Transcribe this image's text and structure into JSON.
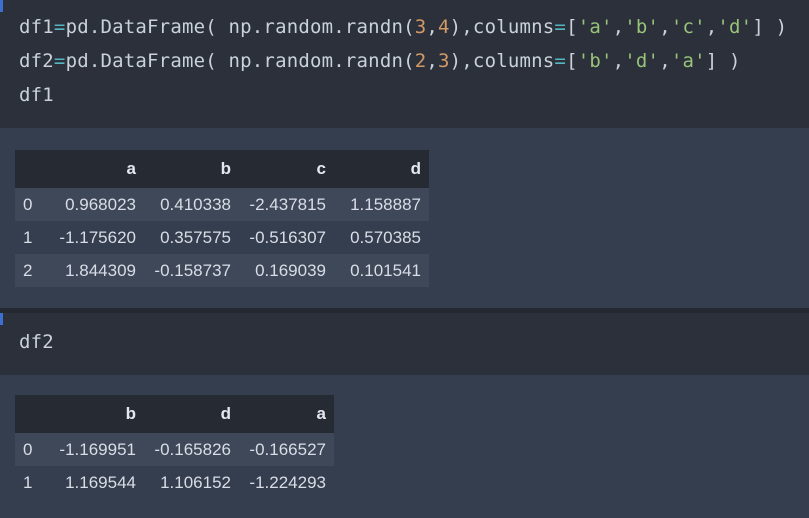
{
  "cells": [
    {
      "code_lines": [
        [
          {
            "t": "df1",
            "c": ""
          },
          {
            "t": "=",
            "c": "op"
          },
          {
            "t": "pd.DataFrame( np.random.randn(",
            "c": ""
          },
          {
            "t": "3",
            "c": "num"
          },
          {
            "t": ",",
            "c": ""
          },
          {
            "t": "4",
            "c": "num"
          },
          {
            "t": "),columns",
            "c": ""
          },
          {
            "t": "=",
            "c": "op"
          },
          {
            "t": "[",
            "c": ""
          },
          {
            "t": "'a'",
            "c": "str"
          },
          {
            "t": ",",
            "c": ""
          },
          {
            "t": "'b'",
            "c": "str"
          },
          {
            "t": ",",
            "c": ""
          },
          {
            "t": "'c'",
            "c": "str"
          },
          {
            "t": ",",
            "c": ""
          },
          {
            "t": "'d'",
            "c": "str"
          },
          {
            "t": "] )",
            "c": ""
          }
        ],
        [
          {
            "t": "df2",
            "c": ""
          },
          {
            "t": "=",
            "c": "op"
          },
          {
            "t": "pd.DataFrame( np.random.randn(",
            "c": ""
          },
          {
            "t": "2",
            "c": "num"
          },
          {
            "t": ",",
            "c": ""
          },
          {
            "t": "3",
            "c": "num"
          },
          {
            "t": "),columns",
            "c": ""
          },
          {
            "t": "=",
            "c": "op"
          },
          {
            "t": "[",
            "c": ""
          },
          {
            "t": "'b'",
            "c": "str"
          },
          {
            "t": ",",
            "c": ""
          },
          {
            "t": "'d'",
            "c": "str"
          },
          {
            "t": ",",
            "c": ""
          },
          {
            "t": "'a'",
            "c": "str"
          },
          {
            "t": "] )",
            "c": ""
          }
        ],
        [
          {
            "t": "df1",
            "c": ""
          }
        ]
      ]
    },
    {
      "code_lines": [
        [
          {
            "t": "df2",
            "c": ""
          }
        ]
      ]
    }
  ],
  "df1": {
    "columns": [
      "",
      "a",
      "b",
      "c",
      "d"
    ],
    "rows": [
      [
        "0",
        "0.968023",
        "0.410338",
        "-2.437815",
        "1.158887"
      ],
      [
        "1",
        "-1.175620",
        "0.357575",
        "-0.516307",
        "0.570385"
      ],
      [
        "2",
        "1.844309",
        "-0.158737",
        "0.169039",
        "0.101541"
      ]
    ]
  },
  "df2": {
    "columns": [
      "",
      "b",
      "d",
      "a"
    ],
    "rows": [
      [
        "0",
        "-1.169951",
        "-0.165826",
        "-0.166527"
      ],
      [
        "1",
        "1.169544",
        "1.106152",
        "-1.224293"
      ]
    ]
  }
}
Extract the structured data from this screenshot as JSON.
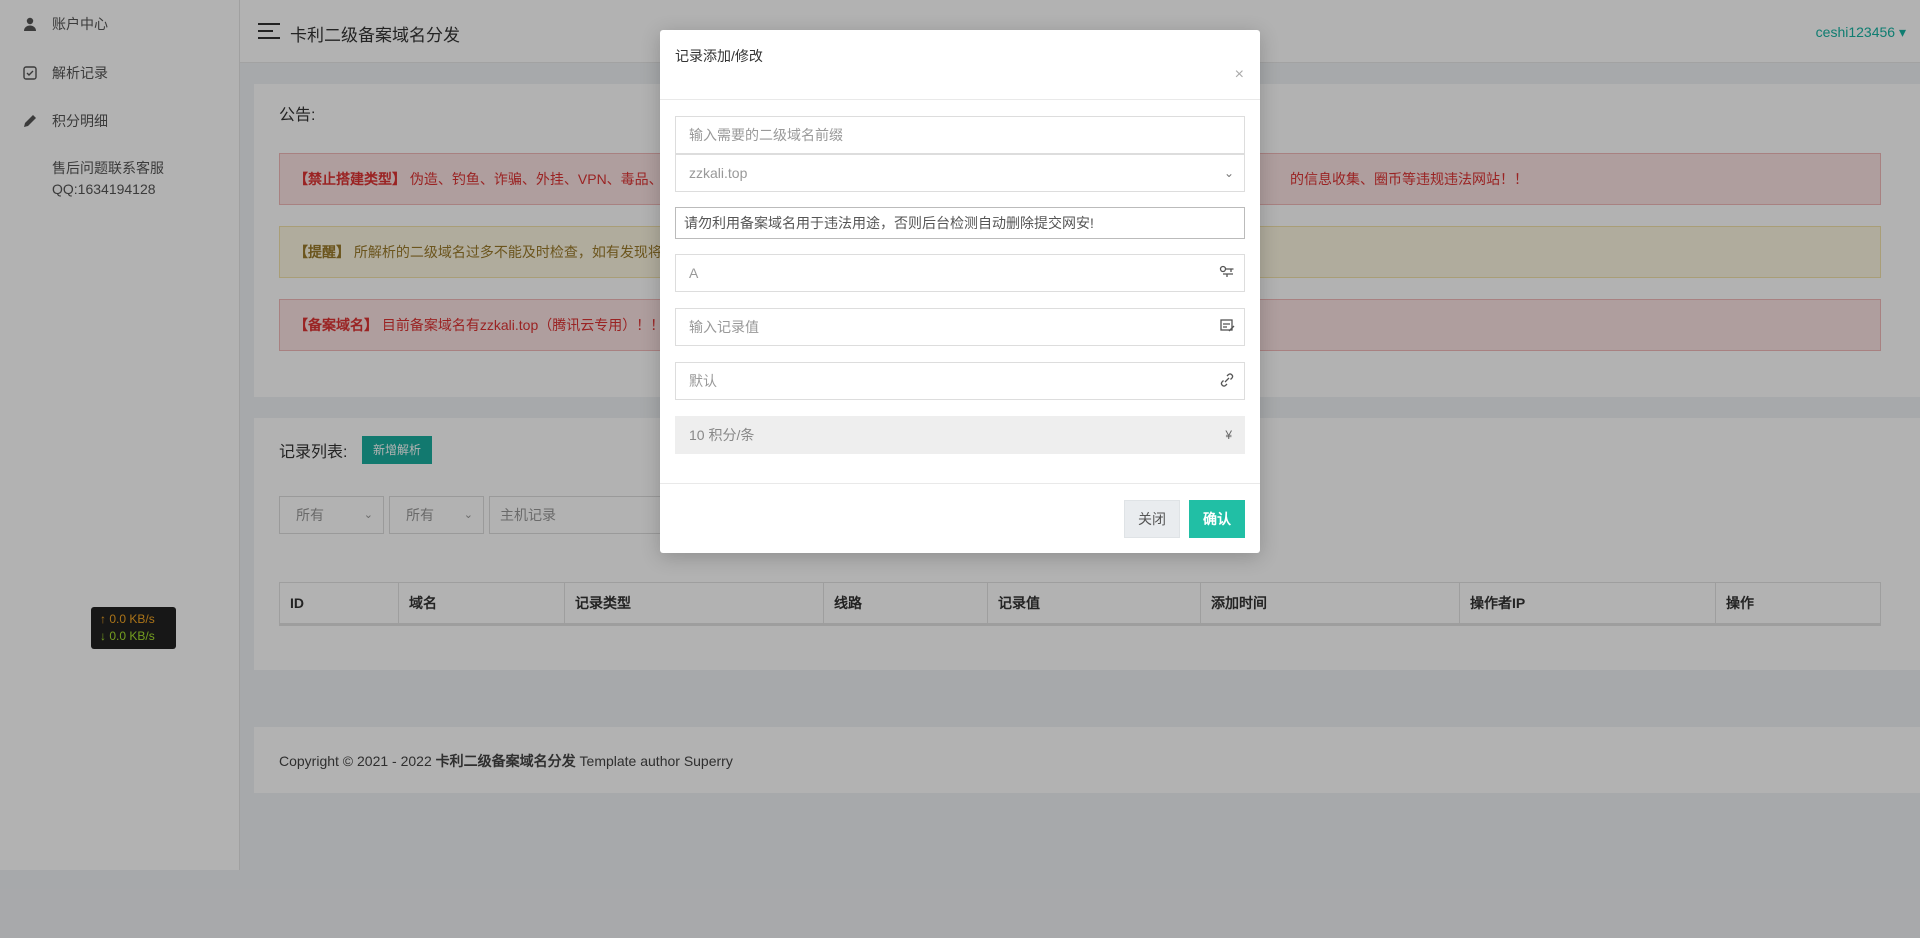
{
  "sidebar": {
    "items": [
      {
        "label": "账户中心"
      },
      {
        "label": "解析记录"
      },
      {
        "label": "积分明细"
      }
    ],
    "contact_line1": "售后问题联系客服",
    "contact_line2": "QQ:1634194128"
  },
  "net_speed": {
    "up": "↑ 0.0 KB/s",
    "down": "↓ 0.0 KB/s"
  },
  "header": {
    "title": "卡利二级备案域名分发",
    "user": "ceshi123456 ▾"
  },
  "notice": {
    "heading": "公告:",
    "alerts": [
      {
        "tag": "【禁止搭建类型】",
        "text": " 伪造、钓鱼、诈骗、外挂、VPN、毒品、",
        "tail": "的信息收集、圈币等违规违法网站！！"
      },
      {
        "tag": "【提醒】",
        "text": " 所解析的二级域名过多不能及时检查，如有发现将",
        "tail": ""
      },
      {
        "tag": "【备案域名】",
        "text": " 目前备案域名有zzkali.top（腾讯云专用）！！",
        "tail": ""
      }
    ]
  },
  "records": {
    "heading": "记录列表:",
    "add_button": "新增解析",
    "filter1": "所有",
    "filter2": "所有",
    "filter_host_placeholder": "主机记录",
    "columns": [
      "ID",
      "域名",
      "记录类型",
      "线路",
      "记录值",
      "添加时间",
      "操作者IP",
      "操作"
    ]
  },
  "footer": {
    "prefix": "Copyright © 2021 - 2022 ",
    "brand": "卡利二级备案域名分发",
    "suffix": " Template author Superry"
  },
  "modal": {
    "title": "记录添加/修改",
    "close_glyph": "×",
    "prefix_placeholder": "输入需要的二级域名前缀",
    "domain_value": "zzkali.top",
    "warning_text": "请勿利用备案域名用于违法用途，否则后台检测自动删除提交网安!",
    "record_type_value": "A",
    "record_value_placeholder": "输入记录值",
    "line_value": "默认",
    "cost_text": "10 积分/条",
    "currency_glyph": "¥",
    "btn_cancel": "关闭",
    "btn_confirm": "确认"
  },
  "colors": {
    "accent": "#1aae9f",
    "confirm": "#21bfa5",
    "danger_bg": "#fbe2e2",
    "warn_bg": "#fdf6e1"
  }
}
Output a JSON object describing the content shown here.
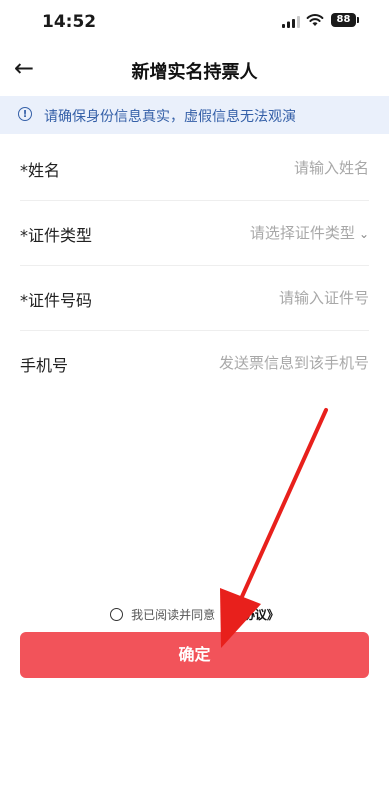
{
  "status_bar": {
    "time": "14:52",
    "battery": "88"
  },
  "header": {
    "back_icon": "arrow-left-icon",
    "title": "新增实名持票人"
  },
  "notice": {
    "icon": "info-circle-icon",
    "text": "请确保身份信息真实，虚假信息无法观演"
  },
  "form": {
    "name": {
      "label": "*姓名",
      "placeholder": "请输入姓名",
      "value": ""
    },
    "id_type": {
      "label": "*证件类型",
      "placeholder": "请选择证件类型"
    },
    "id_number": {
      "label": "*证件号码",
      "placeholder": "请输入证件号",
      "value": ""
    },
    "phone": {
      "label": "手机号",
      "placeholder": "发送票信息到该手机号",
      "value": ""
    }
  },
  "agreement": {
    "text": "我已阅读并同意",
    "link": "《…协议》",
    "checked": false
  },
  "confirm_button": {
    "label": "确定",
    "color": "#f2535a"
  },
  "annotation": {
    "arrow_color": "#e8201c"
  }
}
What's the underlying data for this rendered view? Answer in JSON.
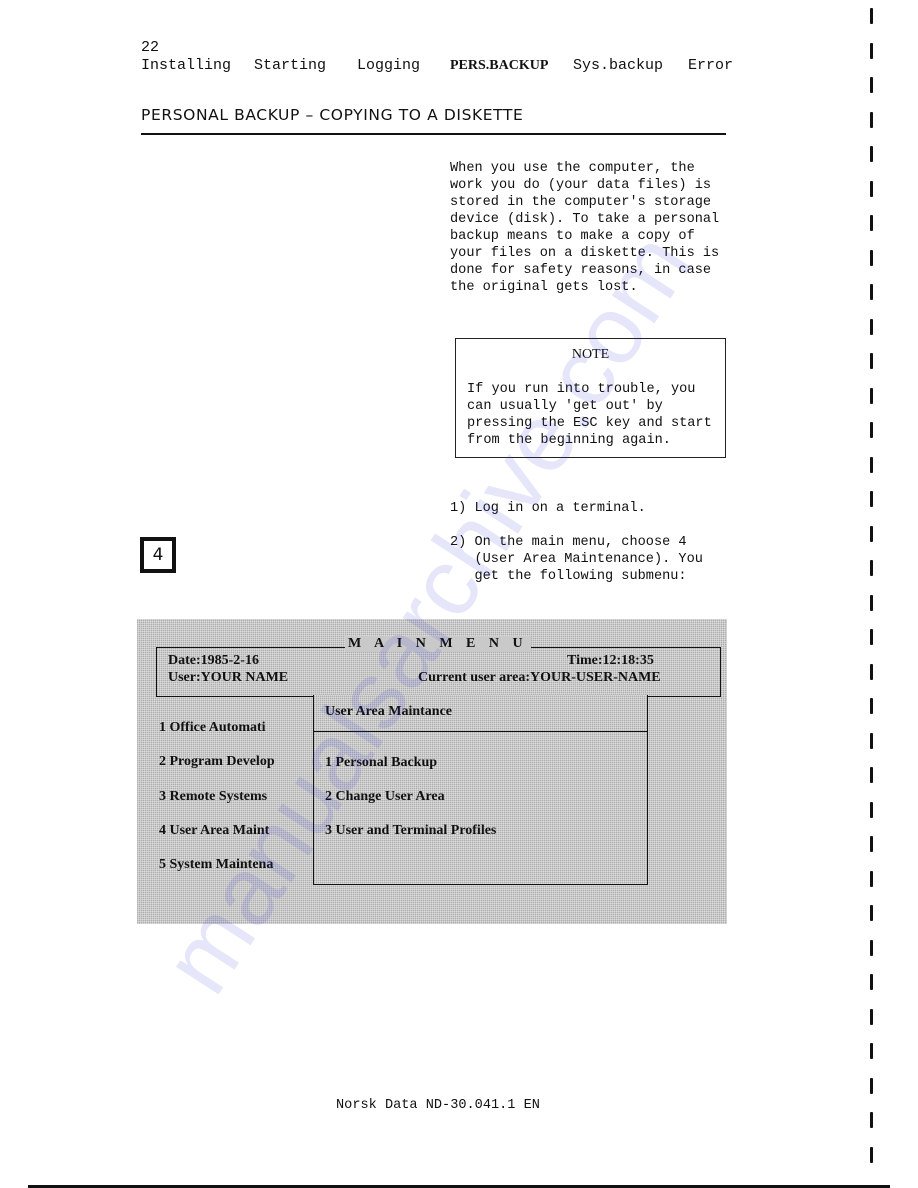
{
  "header": {
    "page_number": "22",
    "nav_tabs": [
      {
        "label": "Installing",
        "active": false
      },
      {
        "label": "Starting",
        "active": false
      },
      {
        "label": "Logging",
        "active": false
      },
      {
        "label": "PERS.BACKUP",
        "active": true
      },
      {
        "label": "Sys.backup",
        "active": false
      },
      {
        "label": "Error",
        "active": false
      }
    ]
  },
  "section": {
    "title": "PERSONAL BACKUP – COPYING TO A DISKETTE"
  },
  "intro": {
    "text": "When you use the computer, the\nwork you do (your data files) is\nstored in the computer's storage\ndevice (disk). To take a personal\nbackup means to make a copy of\nyour files on a diskette. This is\ndone for safety reasons, in case\nthe original gets lost."
  },
  "note": {
    "title": "NOTE",
    "text": "If you run into trouble, you\ncan usually 'get out' by\npressing the ESC key and start\nfrom the beginning again."
  },
  "steps": [
    {
      "text": "1) Log in on a terminal."
    },
    {
      "text": "2) On the main menu, choose 4\n   (User Area Maintenance). You\n   get the following submenu:"
    }
  ],
  "chapter_marker": "4",
  "terminal": {
    "title": "M A I N  M E N U",
    "date": "Date:1985-2-16",
    "time": "Time:12:18:35",
    "user": "User:YOUR NAME",
    "current_area": "Current user area:YOUR-USER-NAME",
    "main_items": [
      "1 Office Automati",
      "2 Program Develop",
      "3 Remote Systems",
      "4 User Area Maint",
      "5 System Maintena"
    ],
    "submenu": {
      "title": "User Area Maintance",
      "items": [
        "1 Personal Backup",
        "2 Change User Area",
        "3 User and Terminal Profiles"
      ]
    }
  },
  "footer": {
    "text": "Norsk Data ND-30.041.1 EN"
  },
  "watermark": {
    "text": "manualsarchive.com",
    "color": "#3b3bd9"
  }
}
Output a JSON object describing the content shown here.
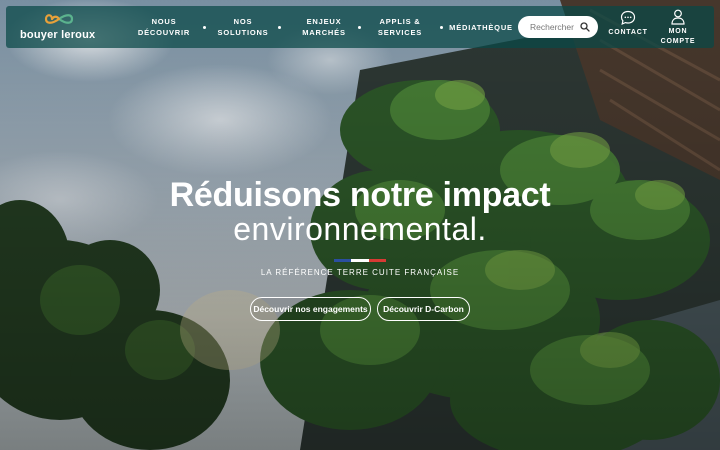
{
  "brand": {
    "name": "bouyer leroux",
    "colors": {
      "orange": "#e8a13a",
      "green": "#5bb38e",
      "nav_bg": "#084846"
    }
  },
  "nav": {
    "items": [
      {
        "label": "Nous découvrir"
      },
      {
        "label": "Nos solutions"
      },
      {
        "label": "Enjeux marchés"
      },
      {
        "label": "Applis & services"
      },
      {
        "label": "Médiathèque"
      }
    ],
    "search": {
      "placeholder": "Rechercher",
      "icon": "search-icon"
    },
    "contact": {
      "label": "Contact",
      "icon": "chat-bubble-icon"
    },
    "account": {
      "label": "Mon compte",
      "icon": "user-icon"
    }
  },
  "hero": {
    "title_line1": "Réduisons notre impact",
    "title_line2": "environnemental.",
    "tagline": "La référence terre cuite française",
    "flag_colors": [
      "#2b4fa0",
      "#ffffff",
      "#d83a34"
    ],
    "buttons": [
      {
        "label": "Découvrir nos engagements"
      },
      {
        "label": "Découvrir D-Carbon"
      }
    ]
  }
}
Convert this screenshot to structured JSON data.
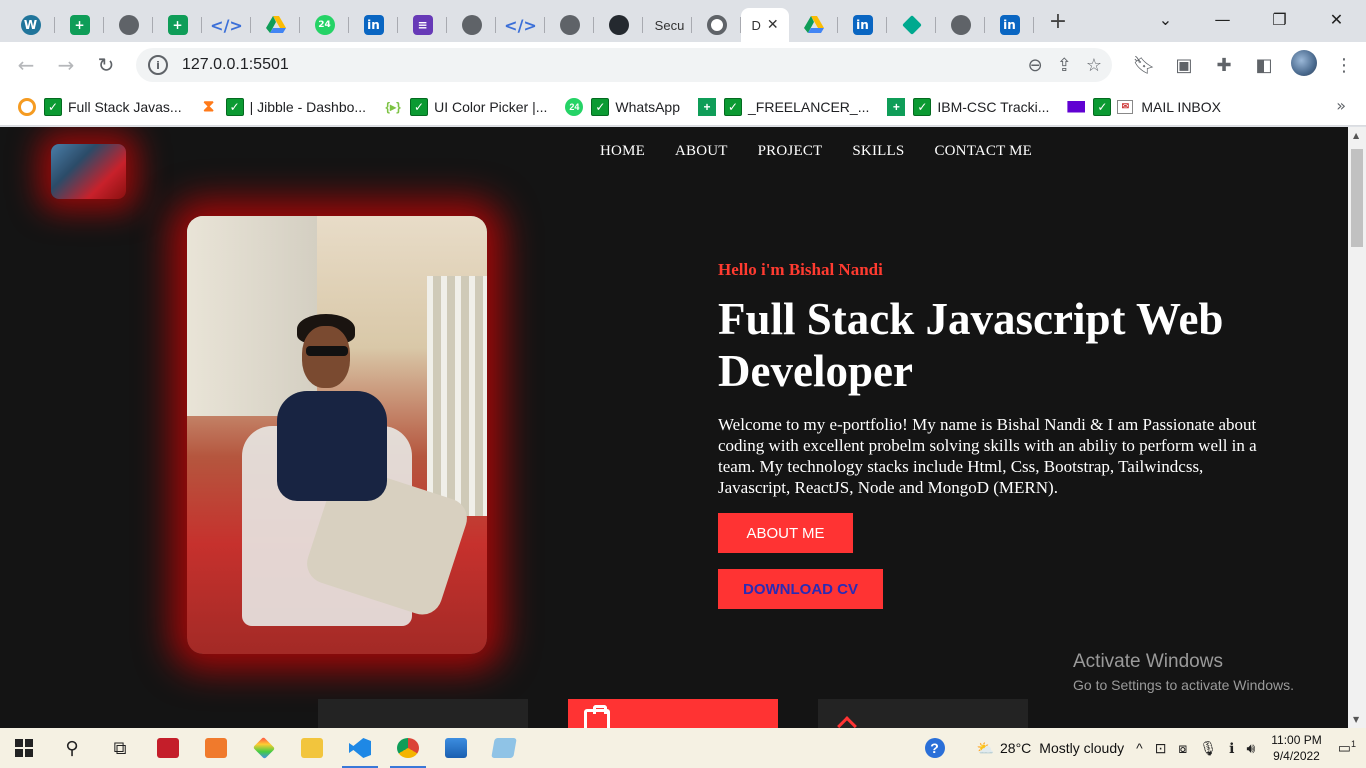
{
  "browser": {
    "tabs": [
      {
        "icon": "wordpress-icon",
        "text": "",
        "color": "#21759b"
      },
      {
        "icon": "sheets-icon",
        "text": "",
        "color": "#0f9d58"
      },
      {
        "icon": "globe-icon",
        "text": "",
        "color": "#5f6368"
      },
      {
        "icon": "sheets-icon",
        "text": "",
        "color": "#0f9d58"
      },
      {
        "icon": "code-icon",
        "text": "",
        "color": "#3b6fd8"
      },
      {
        "icon": "drive-icon",
        "text": "",
        "color": "#fbbc04"
      },
      {
        "icon": "whatsapp24-icon",
        "text": "",
        "color": "#25d366"
      },
      {
        "icon": "linkedin-icon",
        "text": "",
        "color": "#0a66c2"
      },
      {
        "icon": "forms-icon",
        "text": "",
        "color": "#673ab7"
      },
      {
        "icon": "globe-icon",
        "text": "",
        "color": "#5f6368"
      },
      {
        "icon": "code-icon",
        "text": "",
        "color": "#3b6fd8"
      },
      {
        "icon": "globe-icon",
        "text": "",
        "color": "#5f6368"
      },
      {
        "icon": "github-icon",
        "text": "",
        "color": "#24292f"
      },
      {
        "icon": "none",
        "text": "Secu",
        "color": "#5f6368"
      },
      {
        "icon": "chrome-icon",
        "text": "",
        "color": "#5f6368"
      },
      {
        "icon": "none",
        "text": "D",
        "color": "#5f6368",
        "active": true
      },
      {
        "icon": "drive-icon",
        "text": "",
        "color": "#fbbc04"
      },
      {
        "icon": "linkedin-icon",
        "text": "",
        "color": "#0a66c2"
      },
      {
        "icon": "diamond-icon",
        "text": "",
        "color": "#00a98f"
      },
      {
        "icon": "globe-icon",
        "text": "",
        "color": "#5f6368"
      },
      {
        "icon": "linkedin-icon",
        "text": "",
        "color": "#0a66c2"
      }
    ],
    "new_tab": "+",
    "url": "127.0.0.1:5501",
    "bookmarks": [
      {
        "label": "Full Stack Javas...",
        "icon_color": "#f59b21"
      },
      {
        "label": "| Jibble - Dashbo...",
        "icon_color": "#ff7a1a"
      },
      {
        "label": "UI Color Picker |...",
        "icon_color": "#7cc243"
      },
      {
        "label": "WhatsApp",
        "icon_color": "#25d366"
      },
      {
        "label": "_FREELANCER_...",
        "icon_color": "#0f9d58"
      },
      {
        "label": "IBM-CSC Tracki...",
        "icon_color": "#0f9d58"
      },
      {
        "label": "MAIL INBOX",
        "icon_color": "#6001d2"
      }
    ],
    "more": "»"
  },
  "page": {
    "nav": [
      "HOME",
      "ABOUT",
      "PROJECT",
      "SKILLS",
      "CONTACT ME"
    ],
    "hello": "Hello i'm Bishal Nandi",
    "headline": "Full Stack Javascript Web Developer",
    "intro": "Welcome to my e-portfolio! My name is Bishal Nandi & I am Passionate about coding with excellent probelm solving skills with an abiliy to perform well in a team. My technology stacks include Html, Css, Bootstrap, Tailwindcss, Javascript, ReactJS, Node and MongoD (MERN).",
    "about_button": "ABOUT ME",
    "cv_button": "DOWNLOAD CV",
    "accent": "#ff3333"
  },
  "watermark": {
    "line1": "Activate Windows",
    "line2": "Go to Settings to activate Windows."
  },
  "taskbar": {
    "weather_temp": "28°C",
    "weather_text": "Mostly cloudy",
    "time": "11:00 PM",
    "date": "9/4/2022",
    "notification_count": "1"
  }
}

------------

Instructions to follow: Reply with one number: the count of lines in the entries that include the word "Javascript".

In response: 2